**Exercise**
Your task is to copy the listing exactly. Drop any pictures from the copy.

**Exercise inputs**
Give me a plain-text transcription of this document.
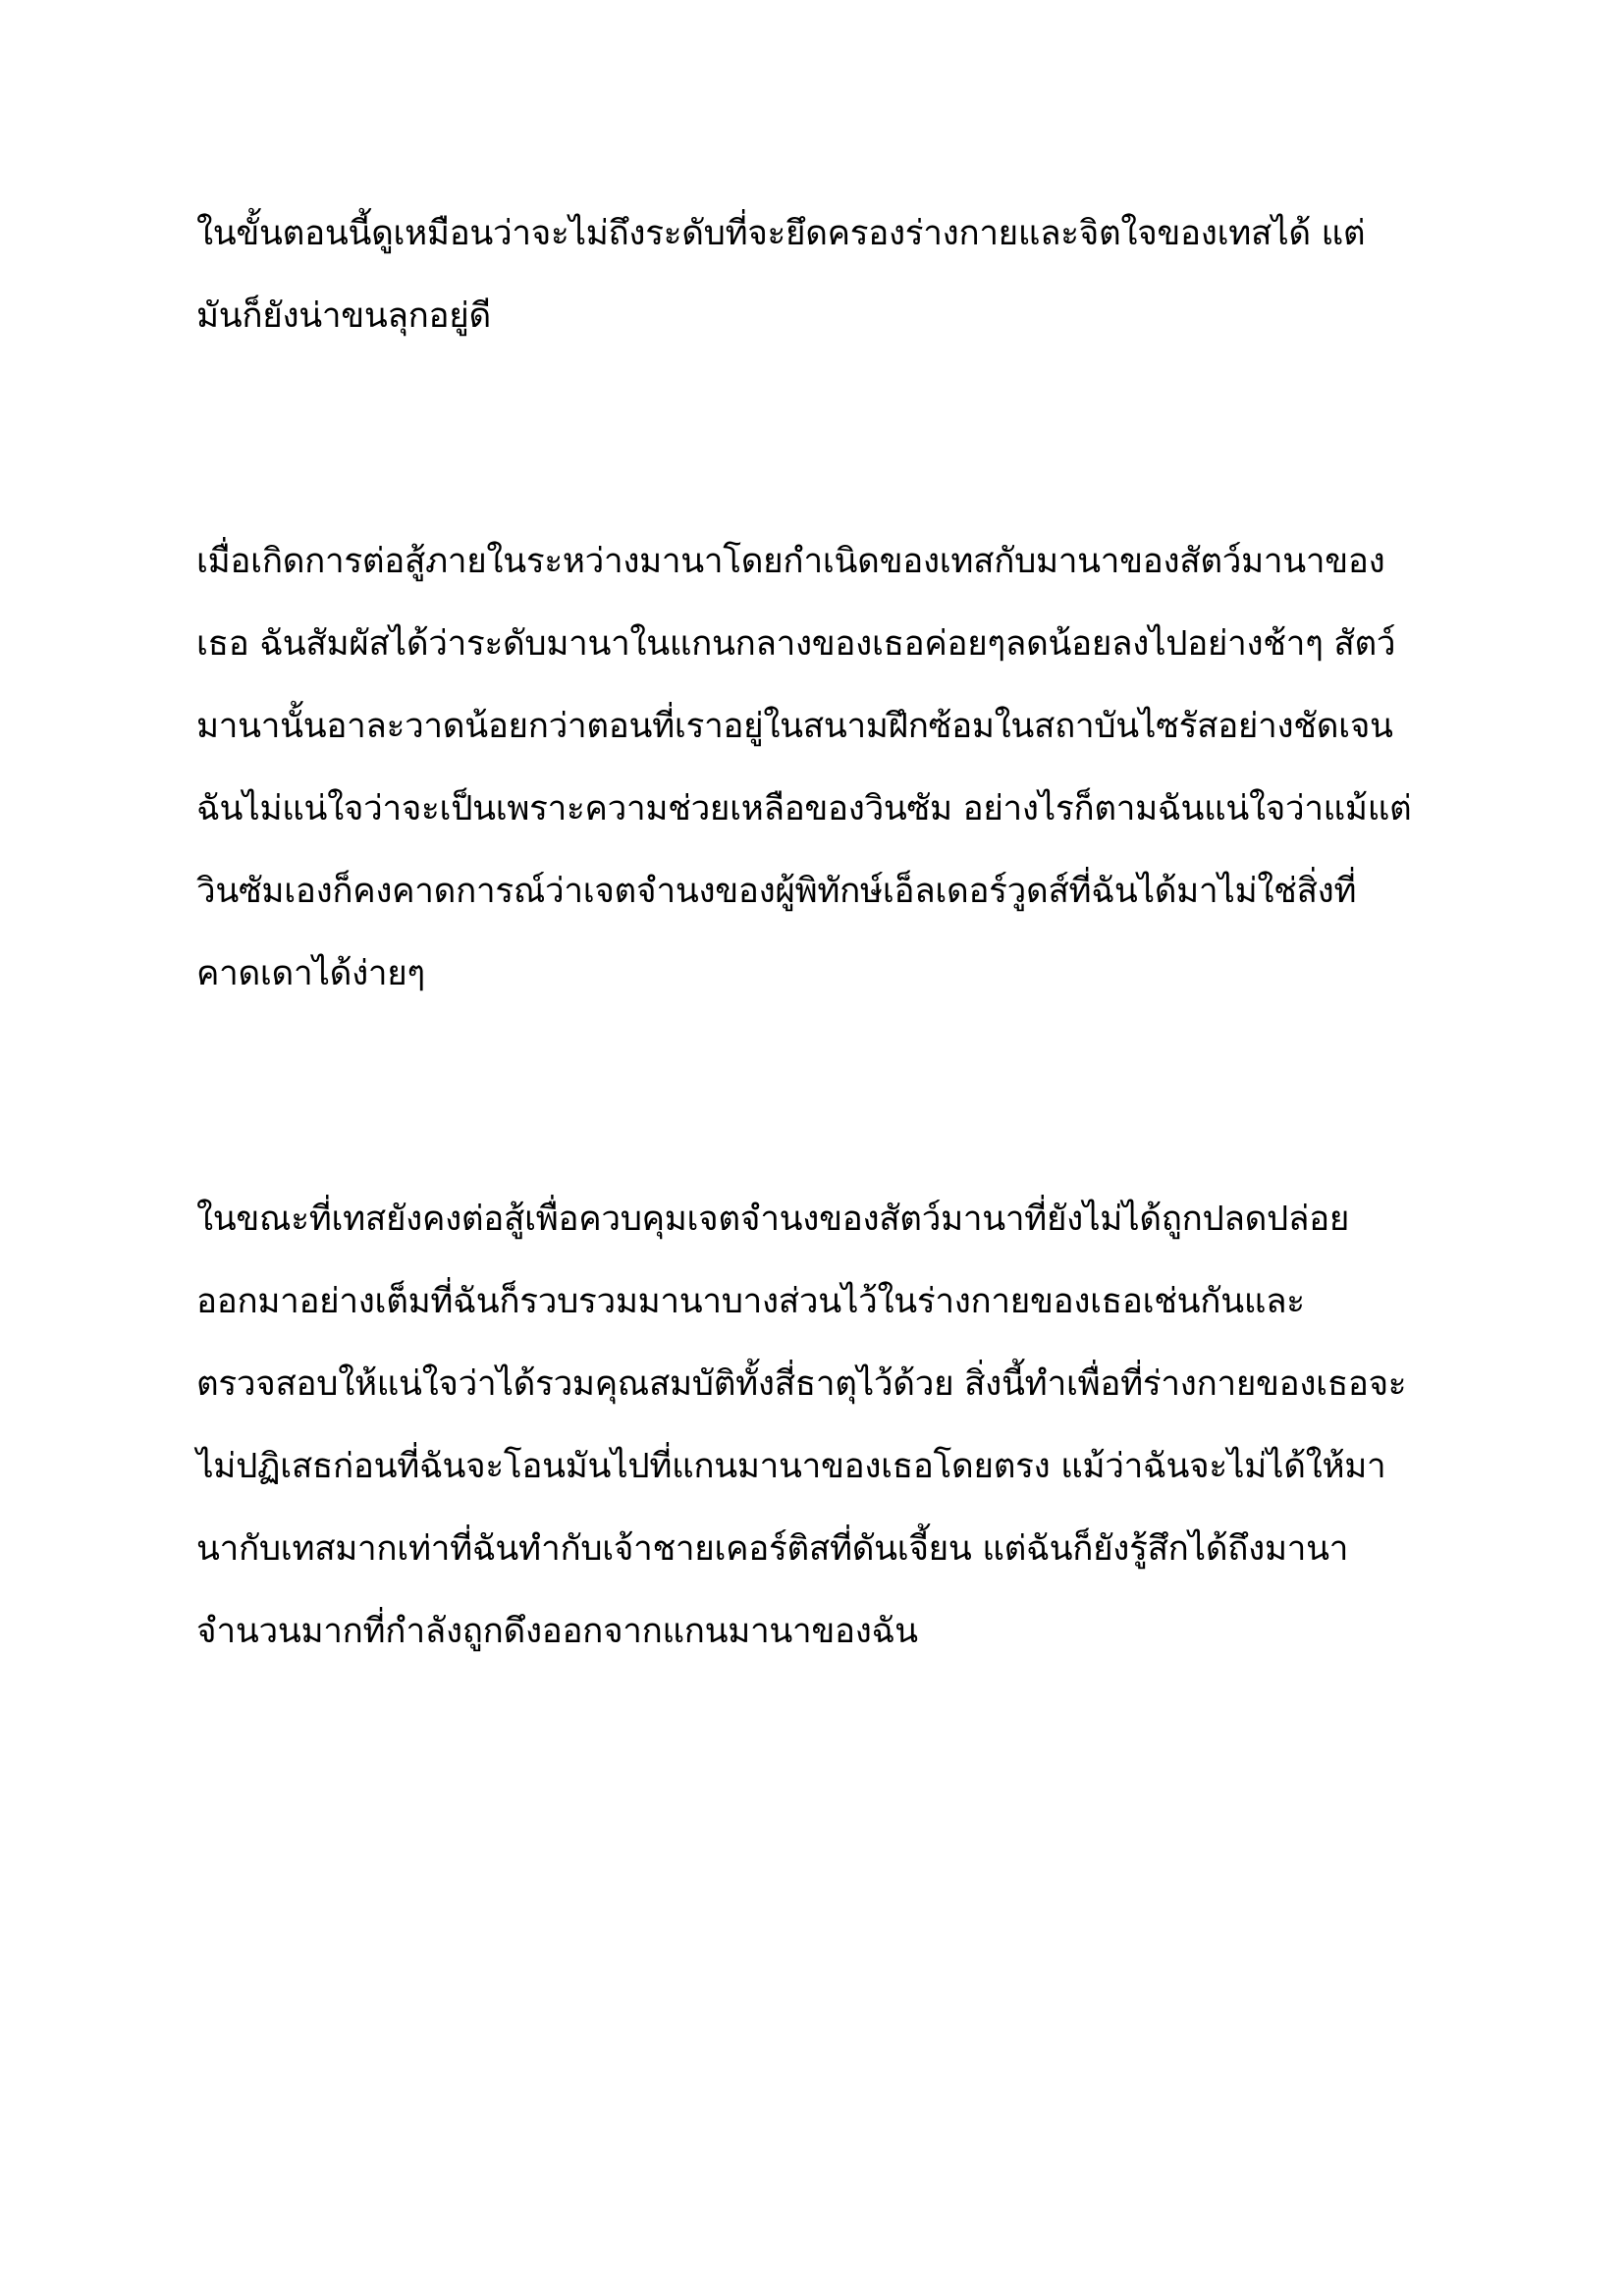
ในขั้นตอนนี้ดูเหมือนว่าจะไม่ถึงระดับที่จะยึดครองร่างกายและจิตใจของเทสได้ แต่
มันก็ยังน่าขนลุกอยู่ดี
เมื่อเกิดการต่อสู้ภายในระหว่างมานาโดยกำเนิดของเทสกับมานาของสัตว์มานาของ
เธอ ฉันสัมผัสได้ว่าระดับมานาในแกนกลางของเธอค่อยๆลดน้อยลงไปอย่างช้าๆ สัตว์
มานานั้นอาละวาดน้อยกว่าตอนที่เราอยู่ในสนามฝึกซ้อมในสถาบันไซรัสอย่างชัดเจน
ฉันไม่แน่ใจว่าจะเป็นเพราะความช่วยเหลือของวินซัม อย่างไรก็ตามฉันแน่ใจว่าแม้แต่
วินซัมเองก็คงคาดการณ์ว่าเจตจำนงของผู้พิทักษ์เอ็ลเดอร์วูดส์ที่ฉันได้มาไม่ใช่สิ่งที่
คาดเดาได้ง่ายๆ
ในขณะที่เทสยังคงต่อสู้เพื่อควบคุมเจตจำนงของสัตว์มานาที่ยังไม่ได้ถูกปลดปล่อย
ออกมาอย่างเต็มที่ฉันก็รวบรวมมานาบางส่วนไว้ในร่างกายของเธอเช่นกันและ
ตรวจสอบให้แน่ใจว่าได้รวมคุณสมบัติทั้งสี่ธาตุไว้ด้วย สิ่งนี้ทำเพื่อที่ร่างกายของเธอจะ
ไม่ปฏิเสธก่อนที่ฉันจะโอนมันไปที่แกนมานาของเธอโดยตรง แม้ว่าฉันจะไม่ได้ให้มา
นากับเทสมากเท่าที่ฉันทำกับเจ้าชายเคอร์ติสที่ดันเจี้ยน แต่ฉันก็ยังรู้สึกได้ถึงมานา
จำนวนมากที่กำลังถูกดึงออกจากแกนมานาของฉัน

**Problem solution**
Give me a plain-text transcription of this document.
ในขั้นตอนนี้ดูเหมือนว่าจะไม่ถึงระดับที่จะยึดครองร่างกายและจิตใจของเทสได้ แต่
มันก็ยังน่าขนลุกอยู่ดี
เมื่อเกิดการต่อสู้ภายในระหว่างมานาโดยกำเนิดของเทสกับมานาของสัตว์มานาของ
เธอ ฉันสัมผัสได้ว่าระดับมานาในแกนกลางของเธอค่อยๆลดน้อยลงไปอย่างช้าๆ สัตว์
มานานั้นอาละวาดน้อยกว่าตอนที่เราอยู่ในสนามฝึกซ้อมในสถาบันไซรัสอย่างชัดเจน
ฉันไม่แน่ใจว่าจะเป็นเพราะความช่วยเหลือของวินซัม อย่างไรก็ตามฉันแน่ใจว่าแม้แต่
วินซัมเองก็คงคาดการณ์ว่าเจตจำนงของผู้พิทักษ์เอ็ลเดอร์วูดส์ที่ฉันได้มาไม่ใช่สิ่งที่
คาดเดาได้ง่ายๆ
ในขณะที่เทสยังคงต่อสู้เพื่อควบคุมเจตจำนงของสัตว์มานาที่ยังไม่ได้ถูกปลดปล่อย
ออกมาอย่างเต็มที่ฉันก็รวบรวมมานาบางส่วนไว้ในร่างกายของเธอเช่นกันและ
ตรวจสอบให้แน่ใจว่าได้รวมคุณสมบัติทั้งสี่ธาตุไว้ด้วย สิ่งนี้ทำเพื่อที่ร่างกายของเธอจะ
ไม่ปฏิเสธก่อนที่ฉันจะโอนมันไปที่แกนมานาของเธอโดยตรง แม้ว่าฉันจะไม่ได้ให้มา
นากับเทสมากเท่าที่ฉันทำกับเจ้าชายเคอร์ติสที่ดันเจี้ยน แต่ฉันก็ยังรู้สึกได้ถึงมานา
จำนวนมากที่กำลังถูกดึงออกจากแกนมานาของฉัน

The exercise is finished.